Written request:
Filter the entries below, keeping only lines with the word "surface".

Data for processing:
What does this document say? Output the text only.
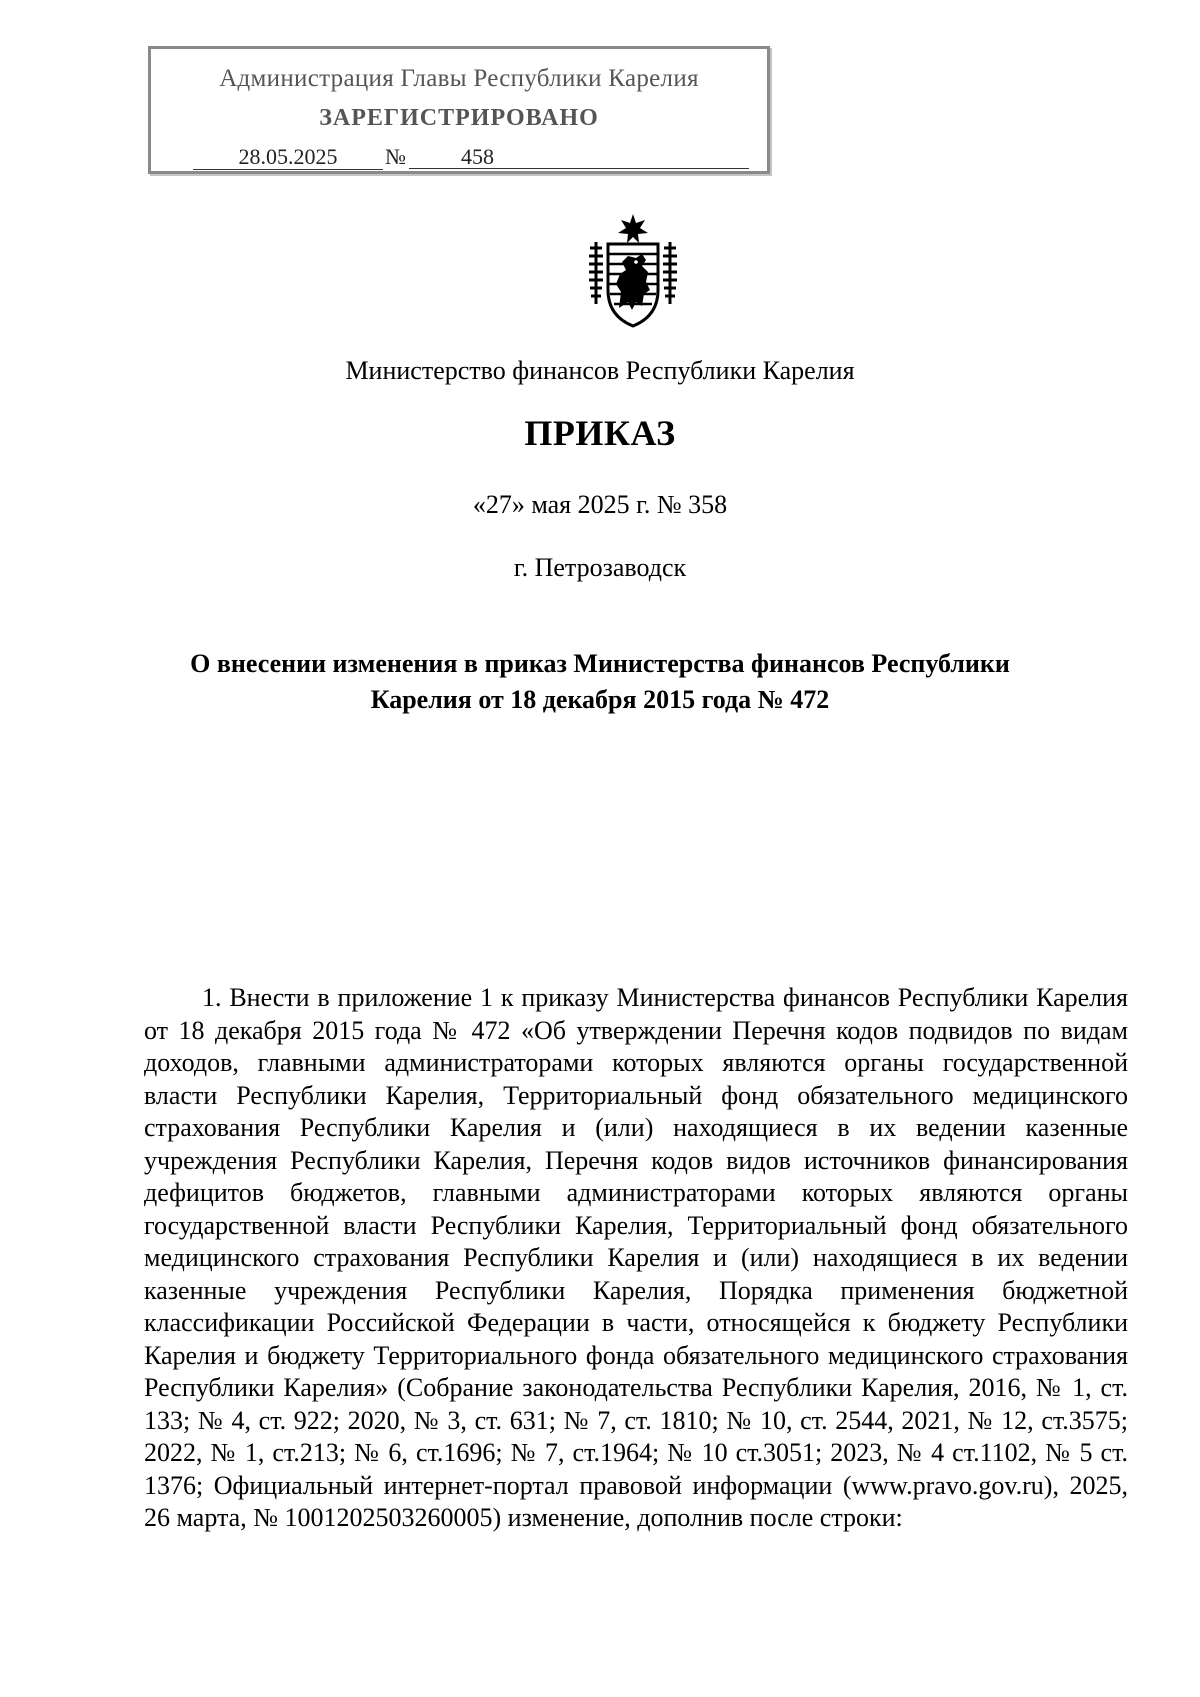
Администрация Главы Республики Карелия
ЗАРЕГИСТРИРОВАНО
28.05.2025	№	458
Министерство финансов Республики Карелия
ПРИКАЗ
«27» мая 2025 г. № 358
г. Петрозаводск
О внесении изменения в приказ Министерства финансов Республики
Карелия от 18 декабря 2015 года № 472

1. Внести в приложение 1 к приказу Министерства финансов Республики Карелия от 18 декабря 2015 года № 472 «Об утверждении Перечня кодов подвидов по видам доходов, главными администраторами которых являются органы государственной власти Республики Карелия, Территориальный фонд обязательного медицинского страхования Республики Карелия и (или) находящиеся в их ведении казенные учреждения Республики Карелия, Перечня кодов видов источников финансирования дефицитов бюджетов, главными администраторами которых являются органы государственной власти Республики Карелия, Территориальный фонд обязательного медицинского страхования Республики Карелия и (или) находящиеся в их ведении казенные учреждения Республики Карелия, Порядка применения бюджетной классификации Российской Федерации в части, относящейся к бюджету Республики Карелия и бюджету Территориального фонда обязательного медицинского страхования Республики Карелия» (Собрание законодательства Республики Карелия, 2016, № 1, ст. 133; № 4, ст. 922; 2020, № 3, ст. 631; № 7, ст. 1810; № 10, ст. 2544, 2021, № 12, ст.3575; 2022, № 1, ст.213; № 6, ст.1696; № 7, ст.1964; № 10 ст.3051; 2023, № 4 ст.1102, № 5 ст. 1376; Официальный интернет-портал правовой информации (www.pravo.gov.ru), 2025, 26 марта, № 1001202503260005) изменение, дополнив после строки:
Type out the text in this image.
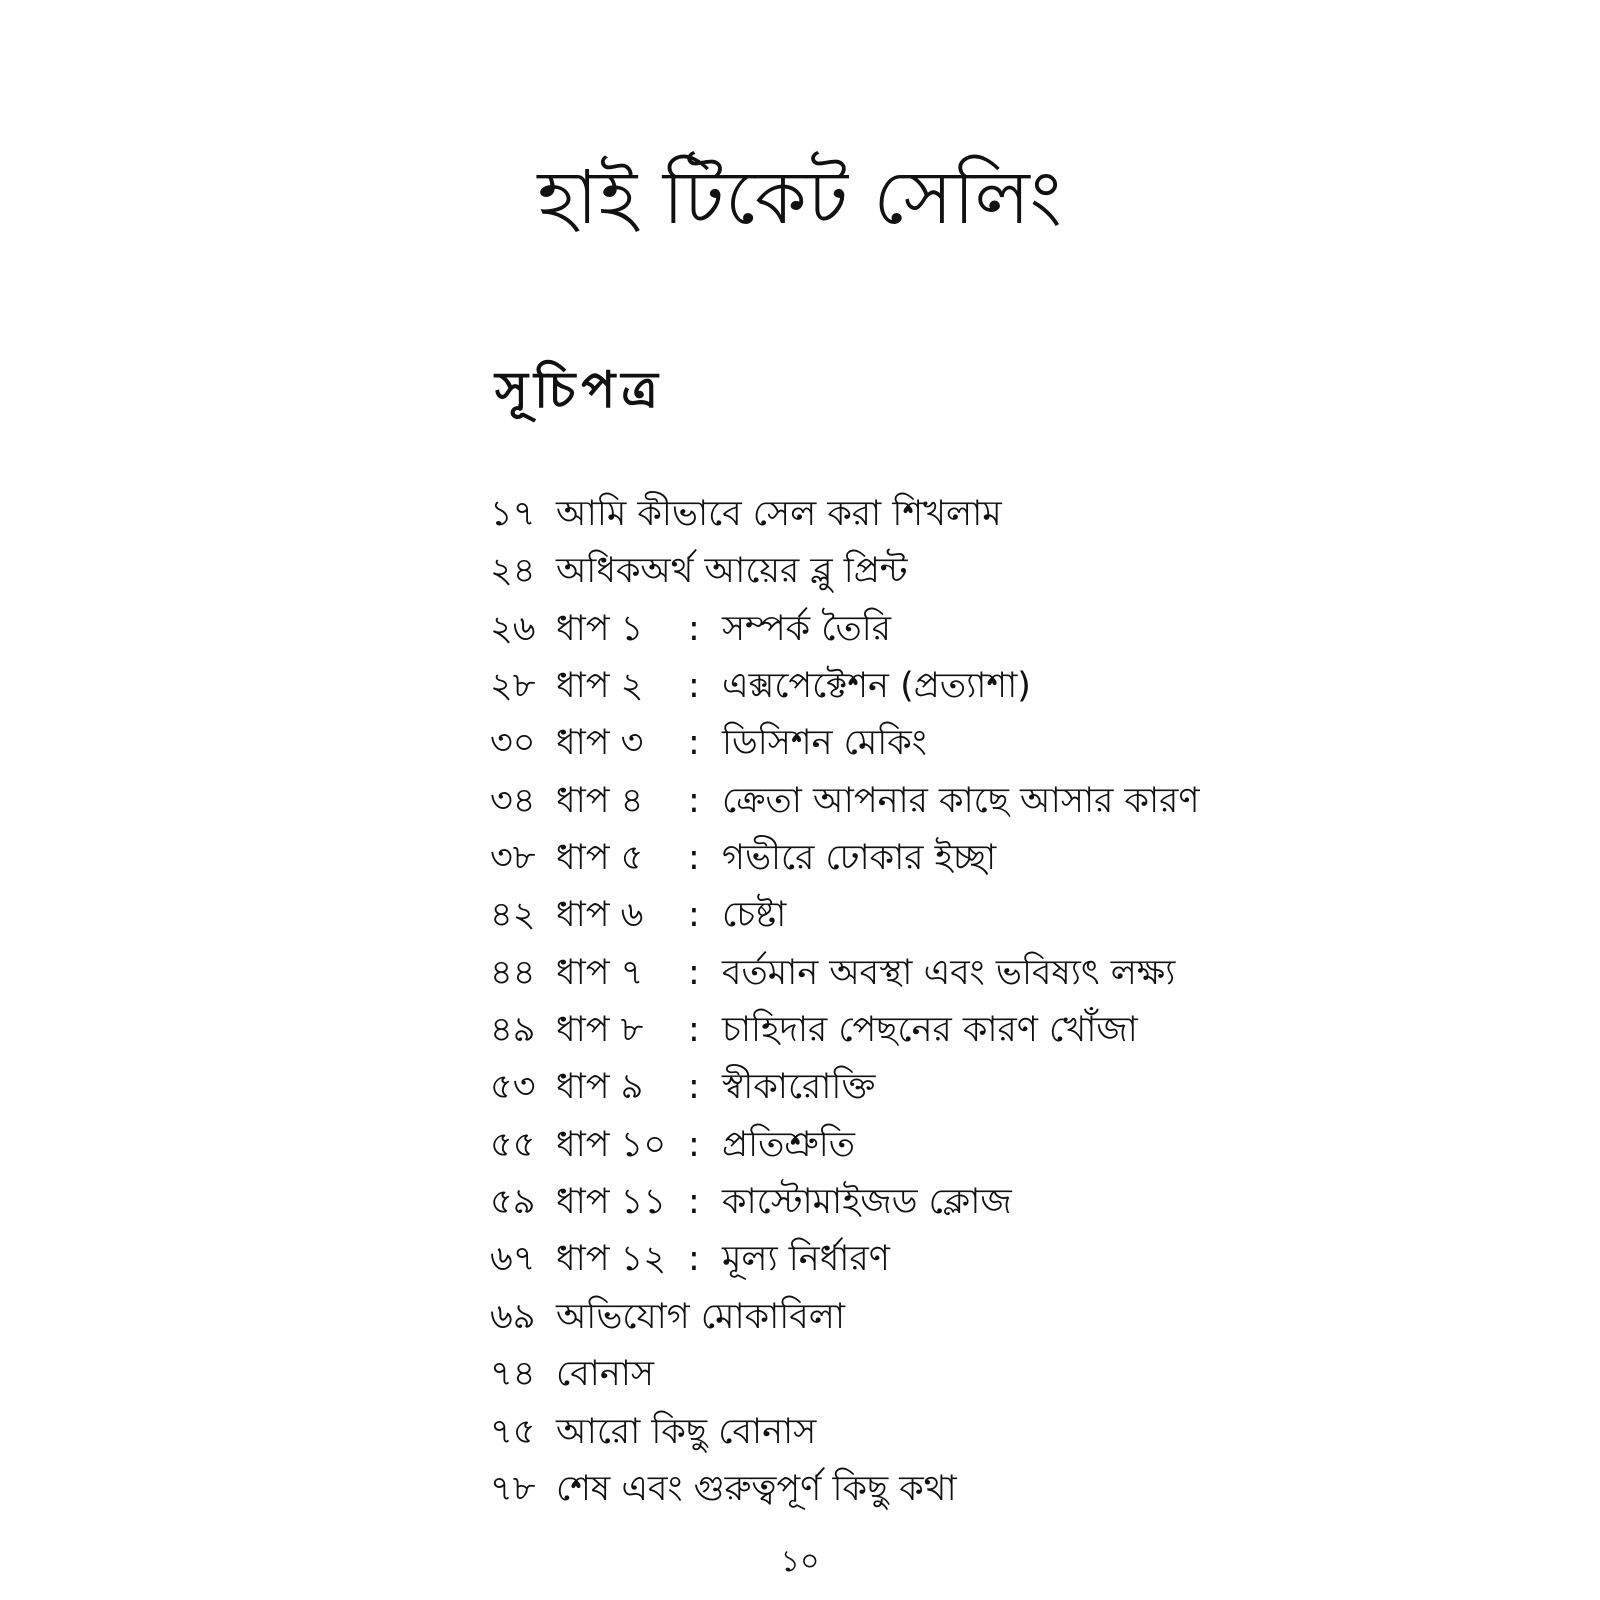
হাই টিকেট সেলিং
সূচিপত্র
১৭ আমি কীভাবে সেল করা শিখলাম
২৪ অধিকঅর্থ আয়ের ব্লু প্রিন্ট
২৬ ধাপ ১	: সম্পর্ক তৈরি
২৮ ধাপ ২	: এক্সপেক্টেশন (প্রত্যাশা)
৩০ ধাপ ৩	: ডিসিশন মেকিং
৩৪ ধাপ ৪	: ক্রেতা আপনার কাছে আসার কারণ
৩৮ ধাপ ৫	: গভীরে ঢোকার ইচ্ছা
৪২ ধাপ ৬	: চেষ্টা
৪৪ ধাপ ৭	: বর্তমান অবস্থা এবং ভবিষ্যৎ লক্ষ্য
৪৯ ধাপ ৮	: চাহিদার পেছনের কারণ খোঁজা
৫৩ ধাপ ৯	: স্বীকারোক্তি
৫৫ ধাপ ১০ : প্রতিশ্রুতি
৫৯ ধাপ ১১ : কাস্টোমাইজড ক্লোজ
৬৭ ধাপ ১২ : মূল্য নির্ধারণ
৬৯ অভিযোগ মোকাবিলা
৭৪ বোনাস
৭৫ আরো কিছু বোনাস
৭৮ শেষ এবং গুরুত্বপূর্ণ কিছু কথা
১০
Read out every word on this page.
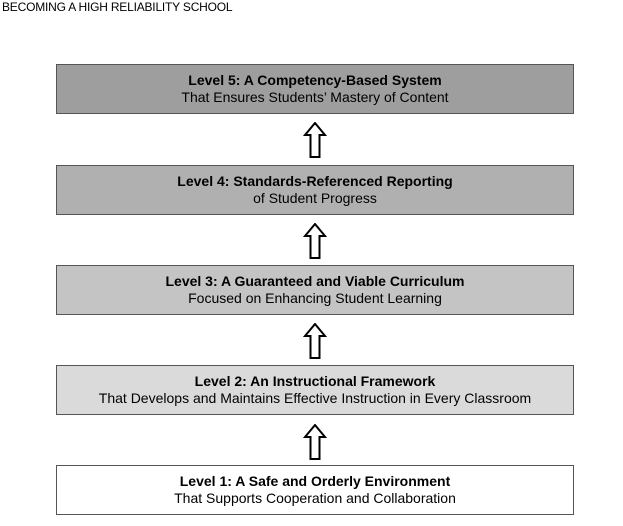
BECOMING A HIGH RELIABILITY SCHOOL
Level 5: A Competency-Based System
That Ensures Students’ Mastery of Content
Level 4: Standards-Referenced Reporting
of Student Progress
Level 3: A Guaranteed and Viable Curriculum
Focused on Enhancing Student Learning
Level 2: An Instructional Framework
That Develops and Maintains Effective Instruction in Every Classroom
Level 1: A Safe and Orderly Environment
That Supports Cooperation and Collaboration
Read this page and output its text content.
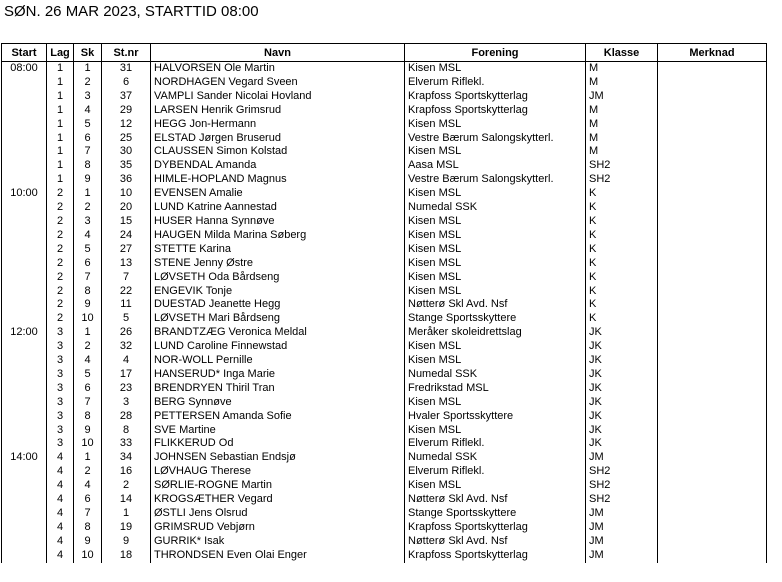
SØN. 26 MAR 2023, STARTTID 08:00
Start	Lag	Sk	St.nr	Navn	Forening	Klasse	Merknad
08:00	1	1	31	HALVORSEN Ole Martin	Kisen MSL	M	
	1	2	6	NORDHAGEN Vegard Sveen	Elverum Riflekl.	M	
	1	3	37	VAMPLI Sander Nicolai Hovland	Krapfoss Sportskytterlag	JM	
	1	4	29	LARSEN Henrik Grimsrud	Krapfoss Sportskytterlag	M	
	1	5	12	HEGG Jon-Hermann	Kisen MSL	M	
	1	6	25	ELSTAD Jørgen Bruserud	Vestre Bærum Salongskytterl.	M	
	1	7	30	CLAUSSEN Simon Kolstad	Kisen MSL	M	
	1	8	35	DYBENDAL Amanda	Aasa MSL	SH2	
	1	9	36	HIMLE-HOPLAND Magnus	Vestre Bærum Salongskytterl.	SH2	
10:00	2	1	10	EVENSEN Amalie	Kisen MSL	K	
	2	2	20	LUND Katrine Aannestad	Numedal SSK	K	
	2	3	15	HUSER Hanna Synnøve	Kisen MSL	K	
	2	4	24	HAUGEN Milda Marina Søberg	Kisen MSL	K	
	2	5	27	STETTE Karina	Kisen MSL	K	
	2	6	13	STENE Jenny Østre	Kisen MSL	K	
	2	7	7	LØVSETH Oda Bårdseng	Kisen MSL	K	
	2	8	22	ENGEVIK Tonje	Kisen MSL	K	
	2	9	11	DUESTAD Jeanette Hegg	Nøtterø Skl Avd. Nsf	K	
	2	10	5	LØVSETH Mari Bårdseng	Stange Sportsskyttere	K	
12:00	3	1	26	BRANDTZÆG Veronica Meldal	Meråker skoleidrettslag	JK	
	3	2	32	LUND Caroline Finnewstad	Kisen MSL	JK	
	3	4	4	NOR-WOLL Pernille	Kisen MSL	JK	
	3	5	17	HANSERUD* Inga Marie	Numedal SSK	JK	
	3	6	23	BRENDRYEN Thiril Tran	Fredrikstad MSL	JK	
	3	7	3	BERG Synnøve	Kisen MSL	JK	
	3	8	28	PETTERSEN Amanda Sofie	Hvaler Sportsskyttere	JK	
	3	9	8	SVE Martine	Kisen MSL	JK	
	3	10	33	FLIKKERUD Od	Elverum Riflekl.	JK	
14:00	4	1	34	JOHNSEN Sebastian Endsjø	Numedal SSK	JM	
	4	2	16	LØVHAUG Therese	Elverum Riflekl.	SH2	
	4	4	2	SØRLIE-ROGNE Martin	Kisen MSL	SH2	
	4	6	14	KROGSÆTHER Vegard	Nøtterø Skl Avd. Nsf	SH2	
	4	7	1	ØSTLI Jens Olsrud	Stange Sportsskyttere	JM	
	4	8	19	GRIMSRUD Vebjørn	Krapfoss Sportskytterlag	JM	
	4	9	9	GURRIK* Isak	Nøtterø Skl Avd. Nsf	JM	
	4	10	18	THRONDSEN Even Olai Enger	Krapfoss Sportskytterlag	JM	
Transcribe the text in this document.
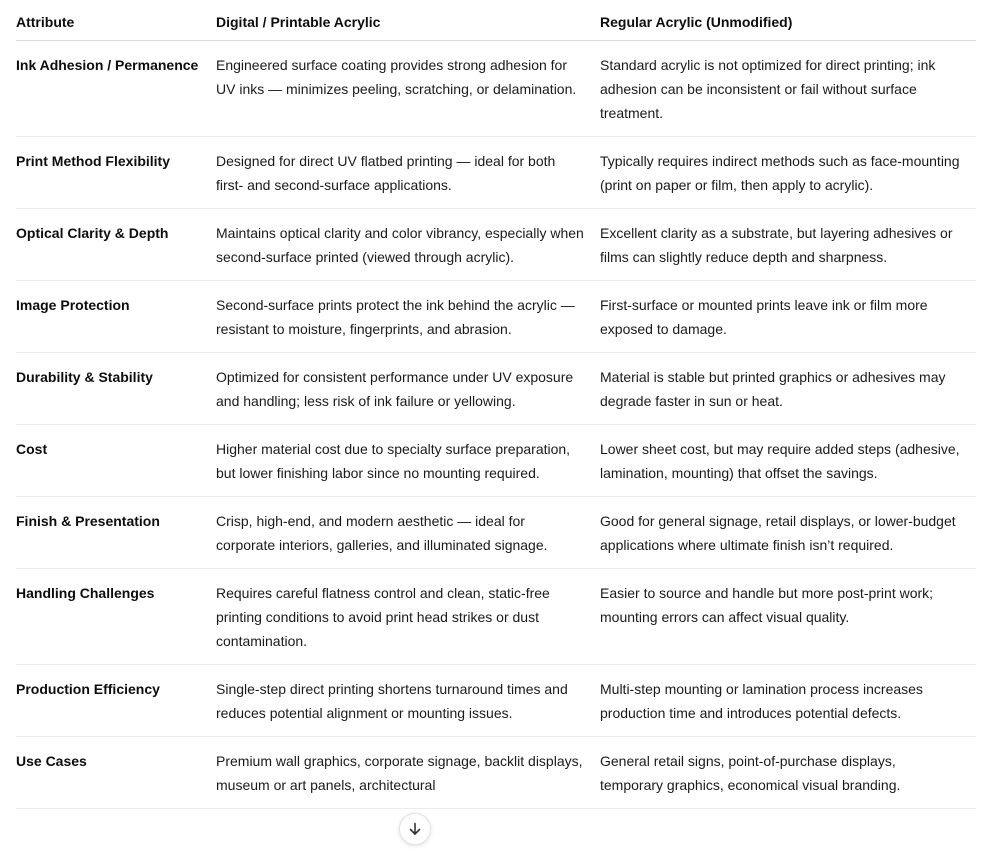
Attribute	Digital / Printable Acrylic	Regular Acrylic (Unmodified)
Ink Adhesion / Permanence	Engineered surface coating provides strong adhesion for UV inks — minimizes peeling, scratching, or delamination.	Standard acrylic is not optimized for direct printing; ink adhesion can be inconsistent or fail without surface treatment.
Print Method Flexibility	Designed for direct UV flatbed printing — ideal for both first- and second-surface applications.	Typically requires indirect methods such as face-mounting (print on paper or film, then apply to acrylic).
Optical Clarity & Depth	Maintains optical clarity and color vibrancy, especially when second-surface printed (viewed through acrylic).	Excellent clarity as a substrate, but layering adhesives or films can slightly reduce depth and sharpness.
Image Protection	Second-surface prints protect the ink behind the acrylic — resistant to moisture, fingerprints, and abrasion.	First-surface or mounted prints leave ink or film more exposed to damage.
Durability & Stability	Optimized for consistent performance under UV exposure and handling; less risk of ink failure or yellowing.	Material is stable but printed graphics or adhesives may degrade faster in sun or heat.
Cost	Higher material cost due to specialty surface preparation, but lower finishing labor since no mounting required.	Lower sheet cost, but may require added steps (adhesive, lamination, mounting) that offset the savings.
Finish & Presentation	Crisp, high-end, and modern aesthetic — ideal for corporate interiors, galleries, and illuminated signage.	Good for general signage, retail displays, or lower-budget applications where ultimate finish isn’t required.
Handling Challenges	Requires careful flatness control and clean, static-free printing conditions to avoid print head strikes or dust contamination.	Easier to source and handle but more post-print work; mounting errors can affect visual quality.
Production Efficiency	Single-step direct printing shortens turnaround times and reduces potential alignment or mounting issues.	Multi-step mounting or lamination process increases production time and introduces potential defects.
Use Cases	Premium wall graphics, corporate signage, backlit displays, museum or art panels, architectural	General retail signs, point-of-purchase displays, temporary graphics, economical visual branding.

Worked answer:
Ink Adhesion / Permanence	Engineered surface coating provides strong adhesion for UV inks — minimizes peeling, scratching, or delamination.	Standard acrylic is not optimized for direct printing; ink adhesion can be inconsistent or fail without surface treatment.
Print Method Flexibility	Designed for direct UV flatbed printing — ideal for both first- and second-surface applications.	Typically requires indirect methods such as face-mounting (print on paper or film, then apply to acrylic).
Optical Clarity & Depth	Maintains optical clarity and color vibrancy, especially when second-surface printed (viewed through acrylic).	Excellent clarity as a substrate, but layering adhesives or films can slightly reduce depth and sharpness.
Image Protection	Second-surface prints protect the ink behind the acrylic — resistant to moisture, fingerprints, and abrasion.	First-surface or mounted prints leave ink or film more exposed to damage.
Cost	Higher material cost due to specialty surface preparation, but lower finishing labor since no mounting required.	Lower sheet cost, but may require added steps (adhesive, lamination, mounting) that offset the savings.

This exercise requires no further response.